* _Aim of the task_
Go through the listing and set it down exactly, leaving out its pictures.

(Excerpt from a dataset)
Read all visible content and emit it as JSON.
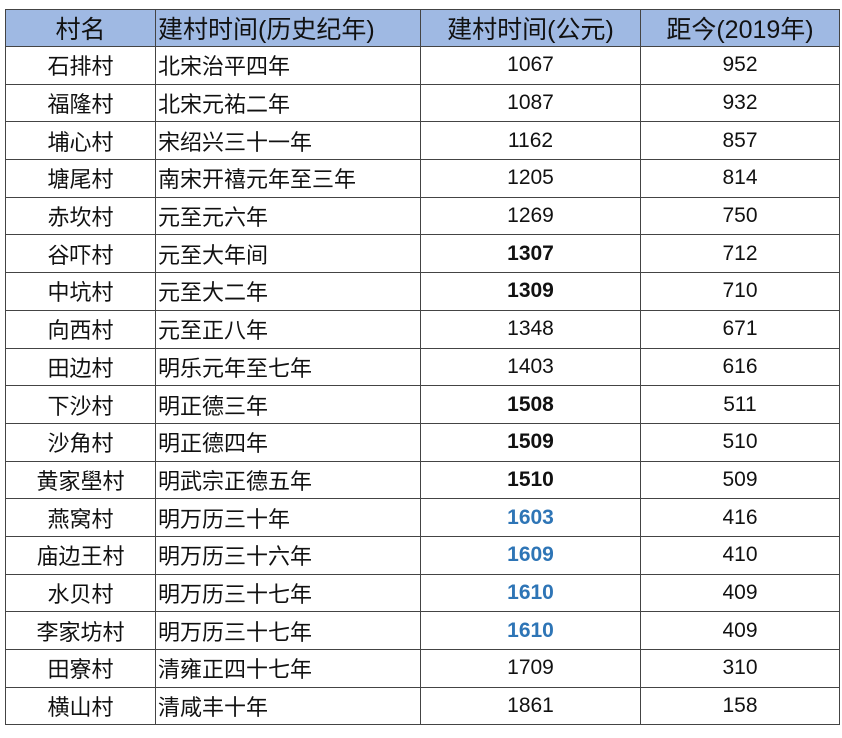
{
  "headers": [
    "村名",
    "建村时间(历史纪年)",
    "建村时间(公元)",
    "距今(2019年)"
  ],
  "colors": {
    "header_bg": "#9fb9e3",
    "highlight_blue": "#2e75b6"
  },
  "rows": [
    {
      "name": "石排村",
      "era": "北宋治平四年",
      "year": "1067",
      "ago": "952",
      "style": "normal"
    },
    {
      "name": "福隆村",
      "era": "北宋元祐二年",
      "year": "1087",
      "ago": "932",
      "style": "normal"
    },
    {
      "name": "埔心村",
      "era": "宋绍兴三十一年",
      "year": "1162",
      "ago": "857",
      "style": "normal"
    },
    {
      "name": "塘尾村",
      "era": "南宋开禧元年至三年",
      "year": "1205",
      "ago": "814",
      "style": "normal"
    },
    {
      "name": "赤坎村",
      "era": "元至元六年",
      "year": "1269",
      "ago": "750",
      "style": "normal"
    },
    {
      "name": "谷吓村",
      "era": "元至大年间",
      "year": "1307",
      "ago": "712",
      "style": "bold"
    },
    {
      "name": "中坑村",
      "era": "元至大二年",
      "year": "1309",
      "ago": "710",
      "style": "bold"
    },
    {
      "name": "向西村",
      "era": "元至正八年",
      "year": "1348",
      "ago": "671",
      "style": "normal"
    },
    {
      "name": "田边村",
      "era": "明乐元年至七年",
      "year": "1403",
      "ago": "616",
      "style": "normal"
    },
    {
      "name": "下沙村",
      "era": "明正德三年",
      "year": "1508",
      "ago": "511",
      "style": "bold"
    },
    {
      "name": "沙角村",
      "era": "明正德四年",
      "year": "1509",
      "ago": "510",
      "style": "bold"
    },
    {
      "name": "黄家壆村",
      "era": "明武宗正德五年",
      "year": "1510",
      "ago": "509",
      "style": "bold"
    },
    {
      "name": "燕窝村",
      "era": "明万历三十年",
      "year": "1603",
      "ago": "416",
      "style": "blue"
    },
    {
      "name": "庙边王村",
      "era": "明万历三十六年",
      "year": "1609",
      "ago": "410",
      "style": "blue"
    },
    {
      "name": "水贝村",
      "era": "明万历三十七年",
      "year": "1610",
      "ago": "409",
      "style": "blue"
    },
    {
      "name": "李家坊村",
      "era": "明万历三十七年",
      "year": "1610",
      "ago": "409",
      "style": "blue"
    },
    {
      "name": "田寮村",
      "era": "清雍正四十七年",
      "year": "1709",
      "ago": "310",
      "style": "normal"
    },
    {
      "name": "横山村",
      "era": "清咸丰十年",
      "year": "1861",
      "ago": "158",
      "style": "normal"
    }
  ]
}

* _Output for this task_
Read all visible content and emit it as JSON.
{
  "headers": [
    "村名",
    "建村时间(历史纪年)",
    "建村时间(公元)",
    "距今(2019年)"
  ],
  "colors": {
    "header_bg": "#9fb9e3",
    "highlight_blue": "#2e75b6"
  },
  "rows": [
    {
      "name": "石排村",
      "era": "北宋治平四年",
      "year": "1067",
      "ago": "952",
      "style": "normal"
    },
    {
      "name": "福隆村",
      "era": "北宋元祐二年",
      "year": "1087",
      "ago": "932",
      "style": "normal"
    },
    {
      "name": "埔心村",
      "era": "宋绍兴三十一年",
      "year": "1162",
      "ago": "857",
      "style": "normal"
    },
    {
      "name": "塘尾村",
      "era": "南宋开禧元年至三年",
      "year": "1205",
      "ago": "814",
      "style": "normal"
    },
    {
      "name": "赤坎村",
      "era": "元至元六年",
      "year": "1269",
      "ago": "750",
      "style": "normal"
    },
    {
      "name": "谷吓村",
      "era": "元至大年间",
      "year": "1307",
      "ago": "712",
      "style": "bold"
    },
    {
      "name": "中坑村",
      "era": "元至大二年",
      "year": "1309",
      "ago": "710",
      "style": "bold"
    },
    {
      "name": "向西村",
      "era": "元至正八年",
      "year": "1348",
      "ago": "671",
      "style": "normal"
    },
    {
      "name": "田边村",
      "era": "明乐元年至七年",
      "year": "1403",
      "ago": "616",
      "style": "normal"
    },
    {
      "name": "下沙村",
      "era": "明正德三年",
      "year": "1508",
      "ago": "511",
      "style": "bold"
    },
    {
      "name": "沙角村",
      "era": "明正德四年",
      "year": "1509",
      "ago": "510",
      "style": "bold"
    },
    {
      "name": "黄家壆村",
      "era": "明武宗正德五年",
      "year": "1510",
      "ago": "509",
      "style": "bold"
    },
    {
      "name": "燕窝村",
      "era": "明万历三十年",
      "year": "1603",
      "ago": "416",
      "style": "blue"
    },
    {
      "name": "庙边王村",
      "era": "明万历三十六年",
      "year": "1609",
      "ago": "410",
      "style": "blue"
    },
    {
      "name": "水贝村",
      "era": "明万历三十七年",
      "year": "1610",
      "ago": "409",
      "style": "blue"
    },
    {
      "name": "李家坊村",
      "era": "明万历三十七年",
      "year": "1610",
      "ago": "409",
      "style": "blue"
    },
    {
      "name": "田寮村",
      "era": "清雍正四十七年",
      "year": "1709",
      "ago": "310",
      "style": "normal"
    },
    {
      "name": "横山村",
      "era": "清咸丰十年",
      "year": "1861",
      "ago": "158",
      "style": "normal"
    }
  ]
}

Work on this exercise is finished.